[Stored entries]
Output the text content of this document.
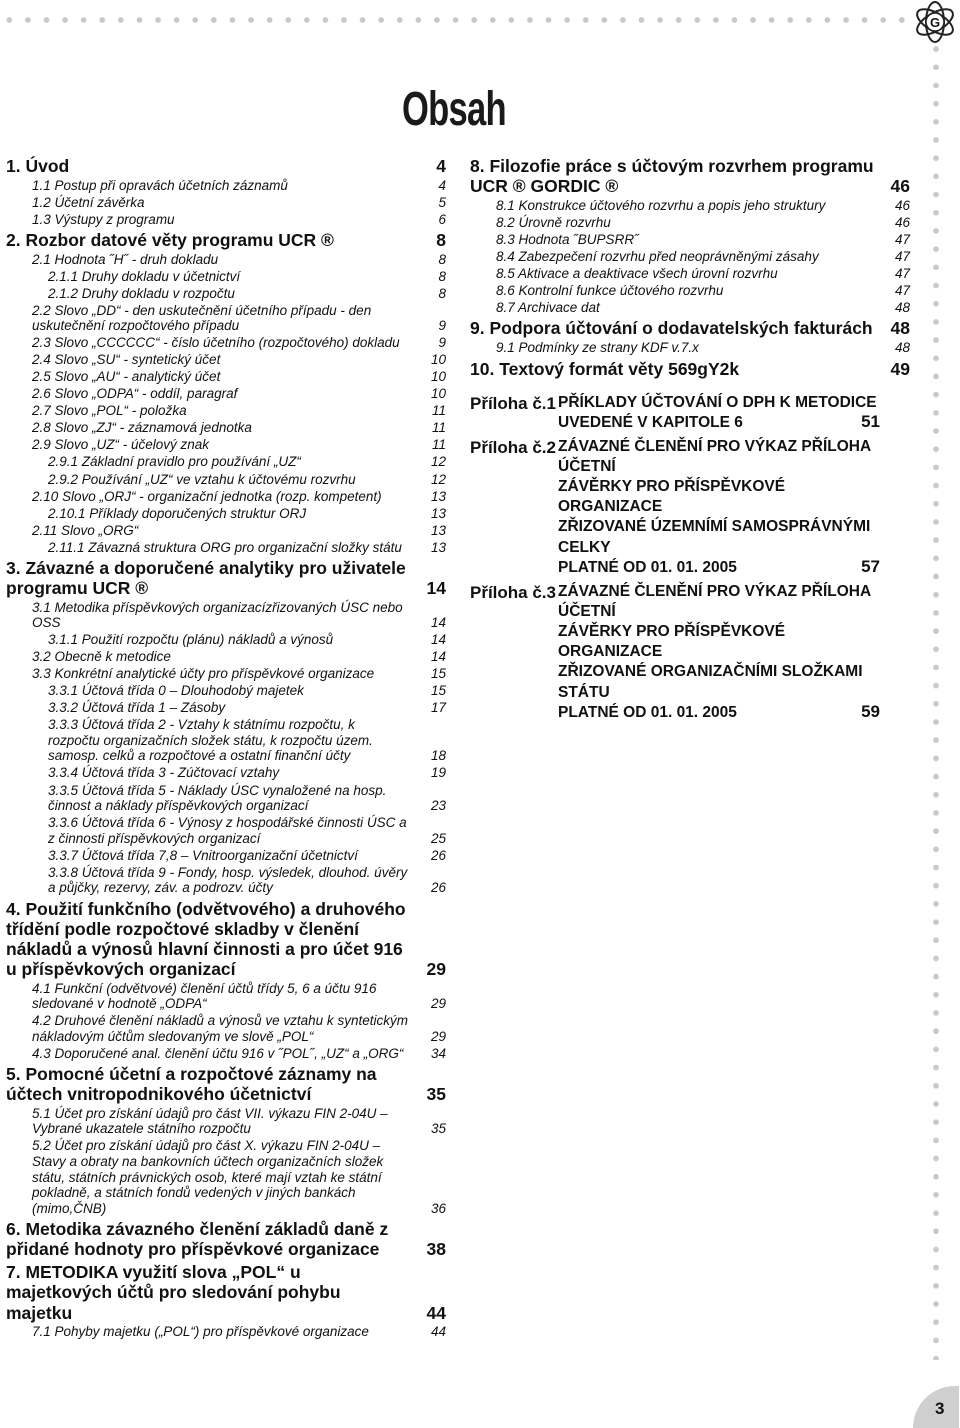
G
Obsah
1. Úvod	4
1.1 Postup při opravách účetních záznamů	4
1.2 Účetní závěrka	5
1.3 Výstupy z programu	6
2. Rozbor datové věty programu UCR ®	8
2.1 Hodnota ˝H˝ - druh dokladu	8
2.1.1 Druhy dokladu v účetnictví	8
2.1.2 Druhy dokladu v rozpočtu	8
2.2 Slovo „DD“ - den uskutečnění účetního případu - den uskutečnění rozpočtového případu	9
2.3 Slovo „CCCCCC“ - číslo účetního (rozpočtového) dokladu	9
2.4 Slovo „SU“ - syntetický účet	10
2.5 Slovo „AU“ - analytický účet	10
2.6 Slovo „ODPA“ - oddíl, paragraf	10
2.7 Slovo „POL“ - položka	11
2.8 Slovo „ZJ“ - záznamová jednotka	11
2.9 Slovo „UZ“ - účelový znak	11
2.9.1 Základní pravidlo pro používání „UZ“	12
2.9.2 Používání „UZ“ ve vztahu k účtovému rozvrhu	12
2.10 Slovo „ORJ“ - organizační jednotka (rozp. kompetent)	13
2.10.1 Příklady doporučených struktur ORJ	13
2.11 Slovo „ORG“	13
2.11.1 Závazná struktura ORG pro organizační složky státu	13
3. Závazné a doporučené analytiky pro uživatele programu UCR ®	14
3.1 Metodika příspěvkových organizacízřizovaných ÚSC nebo OSS	14
3.1.1 Použití rozpočtu (plánu) nákladů a výnosů	14
3.2 Obecně k metodice	14
3.3 Konkrétní analytické účty pro příspěvkové organizace	15
3.3.1 Účtová třída 0 – Dlouhodobý majetek	15
3.3.2 Účtová třída 1 – Zásoby	17
3.3.3 Účtová třída 2 - Vztahy k státnímu rozpočtu, k rozpočtu organizačních složek státu, k rozpočtu územ. samosp. celků a rozpočtové a ostatní finanční účty	18
3.3.4 Účtová třída 3 - Zúčtovací vztahy	19
3.3.5 Účtová třída 5 - Náklady ÚSC vynaložené na hosp. činnost a náklady příspěvkových organizací	23
3.3.6 Účtová třída 6 - Výnosy z hospodářské činnosti ÚSC a z činnosti příspěvkových organizací	25
3.3.7 Účtová třída 7,8 – Vnitroorganizační účetnictví	26
3.3.8 Účtová třída 9 - Fondy, hosp. výsledek, dlouhod. úvěry a půjčky, rezervy, záv. a podrozv. účty	26
4. Použití funkčního (odvětvového) a druhového třídění podle rozpočtové skladby v členění nákladů a výnosů hlavní činnosti a pro účet 916 u příspěvkových organizací	29
4.1 Funkční (odvětvové) členění účtů třídy 5, 6 a účtu 916 sledované v hodnotě „ODPA“	29
4.2 Druhové členění nákladů a výnosů ve vztahu k syntetickým nákladovým účtům sledovaným ve slově „POL“	29
4.3 Doporučené anal. členění účtu 916 v ˝POL˝, „UZ“ a „ORG“	34
5. Pomocné účetní a rozpočtové záznamy na účtech vnitropodnikového účetnictví	35
5.1 Účet pro získání údajů pro část VII. výkazu FIN 2-04U – Vybrané ukazatele státního rozpočtu	35
5.2 Účet pro získání údajů pro část X. výkazu FIN 2-04U – Stavy a obraty na bankovních účtech organizačních složek státu, státních právnických osob, které mají vztah ke státní pokladně, a státních fondů vedených v jiných bankách (mimo,ČNB)	36
6. Metodika závazného členění základů daně z přidané hodnoty pro příspěvkové organizace	38
7. METODIKA využití slova „POL“ u majetkových účtů pro sledování pohybu majetku	44
7.1 Pohyby majetku („POL“) pro příspěvkové organizace	44
8. Filozofie práce s účtovým rozvrhem programu UCR ® GORDIC ®	46
8.1 Konstrukce účtového rozvrhu a popis jeho struktury	46
8.2 Úrovně rozvrhu	46
8.3 Hodnota ˝BUPSRR˝	47
8.4 Zabezpečení rozvrhu před neoprávněnými zásahy	47
8.5 Aktivace a deaktivace všech úrovní rozvrhu	47
8.6 Kontrolní funkce účtového rozvrhu	47
8.7 Archivace dat	48
9. Podpora účtování o dodavatelských fakturách	48
9.1 Podmínky ze strany KDF v.7.x	48
10. Textový formát věty 569gY2k	49
Příloha č.1 PŘÍKLADY ÚČTOVÁNÍ O DPH K METODICE
UVEDENÉ V KAPITOLE 6	51
Příloha č.2 ZÁVAZNÉ ČLENĚNÍ PRO VÝKAZ PŘÍLOHA ÚČETNÍ
ZÁVĚRKY PRO PŘÍSPĚVKOVÉ ORGANIZACE
ZŘIZOVANÉ ÚZEMNÍMÍ SAMOSPRÁVNÝMI CELKY
PLATNÉ OD 01. 01. 2005	57
Příloha č.3 ZÁVAZNÉ ČLENĚNÍ PRO VÝKAZ PŘÍLOHA ÚČETNÍ
ZÁVĚRKY PRO PŘÍSPĚVKOVÉ ORGANIZACE
ZŘIZOVANÉ ORGANIZAČNÍMI SLOŽKAMI STÁTU
PLATNÉ OD 01. 01. 2005	59
3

▶ _GIVEN PROBLEM_
All of the lines above should be retyped precisely, apart from the pictures.

▶ _SOLUTION_
Output the text content of this document.
G
Obsah
1. Úvod	4
1.1 Postup při opravách účetních záznamů	4
1.2 Účetní závěrka	5
1.3 Výstupy z programu	6
2. Rozbor datové věty programu UCR ®	8
2.1 Hodnota ˝H˝ - druh dokladu	8
2.1.1 Druhy dokladu v účetnictví	8
2.1.2 Druhy dokladu v rozpočtu	8
2.2 Slovo „DD“ - den uskutečnění účetního případu - den uskutečnění rozpočtového případu	9
2.3 Slovo „CCCCCC“ - číslo účetního (rozpočtového) dokladu	9
2.4 Slovo „SU“ - syntetický účet	10
2.5 Slovo „AU“ - analytický účet	10
2.6 Slovo „ODPA“ - oddíl, paragraf	10
2.7 Slovo „POL“ - položka	11
2.8 Slovo „ZJ“ - záznamová jednotka	11
2.9 Slovo „UZ“ - účelový znak	11
2.9.1 Základní pravidlo pro používání „UZ“	12
2.9.2 Používání „UZ“ ve vztahu k účtovému rozvrhu	12
2.10 Slovo „ORJ“ - organizační jednotka (rozp. kompetent)	13
2.10.1 Příklady doporučených struktur ORJ	13
2.11 Slovo „ORG“	13
2.11.1 Závazná struktura ORG pro organizační složky státu	13
3. Závazné a doporučené analytiky pro uživatele programu UCR ®	14
3.1 Metodika příspěvkových organizacízřizovaných ÚSC nebo OSS	14
3.1.1 Použití rozpočtu (plánu) nákladů a výnosů	14
3.2 Obecně k metodice	14
3.3 Konkrétní analytické účty pro příspěvkové organizace	15
3.3.1 Účtová třída 0 – Dlouhodobý majetek	15
3.3.2 Účtová třída 1 – Zásoby	17
3.3.3 Účtová třída 2 - Vztahy k státnímu rozpočtu, k rozpočtu organizačních složek státu, k rozpočtu územ. samosp. celků a rozpočtové a ostatní finanční účty	18
3.3.4 Účtová třída 3 - Zúčtovací vztahy	19
3.3.5 Účtová třída 5 - Náklady ÚSC vynaložené na hosp. činnost a náklady příspěvkových organizací	23
3.3.6 Účtová třída 6 - Výnosy z hospodářské činnosti ÚSC a z činnosti příspěvkových organizací	25
3.3.7 Účtová třída 7,8 – Vnitroorganizační účetnictví	26
3.3.8 Účtová třída 9 - Fondy, hosp. výsledek, dlouhod. úvěry a půjčky, rezervy, záv. a podrozv. účty	26
4. Použití funkčního (odvětvového) a druhového třídění podle rozpočtové skladby v členění nákladů a výnosů hlavní činnosti a pro účet 916 u příspěvkových organizací	29
4.1 Funkční (odvětvové) členění účtů třídy 5, 6 a účtu 916 sledované v hodnotě „ODPA“	29
4.2 Druhové členění nákladů a výnosů ve vztahu k syntetickým nákladovým účtům sledovaným ve slově „POL“	29
4.3 Doporučené anal. členění účtu 916 v ˝POL˝, „UZ“ a „ORG“	34
5. Pomocné účetní a rozpočtové záznamy na účtech vnitropodnikového účetnictví	35
5.1 Účet pro získání údajů pro část VII. výkazu FIN 2-04U – Vybrané ukazatele státního rozpočtu	35
5.2 Účet pro získání údajů pro část X. výkazu FIN 2-04U – Stavy a obraty na bankovních účtech organizačních složek státu, státních právnických osob, které mají vztah ke státní pokladně, a státních fondů vedených v jiných bankách (mimo,ČNB)	36
6. Metodika závazného členění základů daně z přidané hodnoty pro příspěvkové organizace	38
7. METODIKA využití slova „POL“ u majetkových účtů pro sledování pohybu majetku	44
7.1 Pohyby majetku („POL“) pro příspěvkové organizace	44
8. Filozofie práce s účtovým rozvrhem programu UCR ® GORDIC ®	46
8.1 Konstrukce účtového rozvrhu a popis jeho struktury	46
8.2 Úrovně rozvrhu	46
8.3 Hodnota ˝BUPSRR˝	47
8.4 Zabezpečení rozvrhu před neoprávněnými zásahy	47
8.5 Aktivace a deaktivace všech úrovní rozvrhu	47
8.6 Kontrolní funkce účtového rozvrhu	47
8.7 Archivace dat	48
9. Podpora účtování o dodavatelských fakturách	48
9.1 Podmínky ze strany KDF v.7.x	48
10. Textový formát věty 569gY2k	49
Příloha č.1 PŘÍKLADY ÚČTOVÁNÍ O DPH K METODICE
UVEDENÉ V KAPITOLE 6	51
Příloha č.2 ZÁVAZNÉ ČLENĚNÍ PRO VÝKAZ PŘÍLOHA ÚČETNÍ
ZÁVĚRKY PRO PŘÍSPĚVKOVÉ ORGANIZACE
ZŘIZOVANÉ ÚZEMNÍMÍ SAMOSPRÁVNÝMI CELKY
PLATNÉ OD 01. 01. 2005	57
Příloha č.3 ZÁVAZNÉ ČLENĚNÍ PRO VÝKAZ PŘÍLOHA ÚČETNÍ
ZÁVĚRKY PRO PŘÍSPĚVKOVÉ ORGANIZACE
ZŘIZOVANÉ ORGANIZAČNÍMI SLOŽKAMI STÁTU
PLATNÉ OD 01. 01. 2005	59
3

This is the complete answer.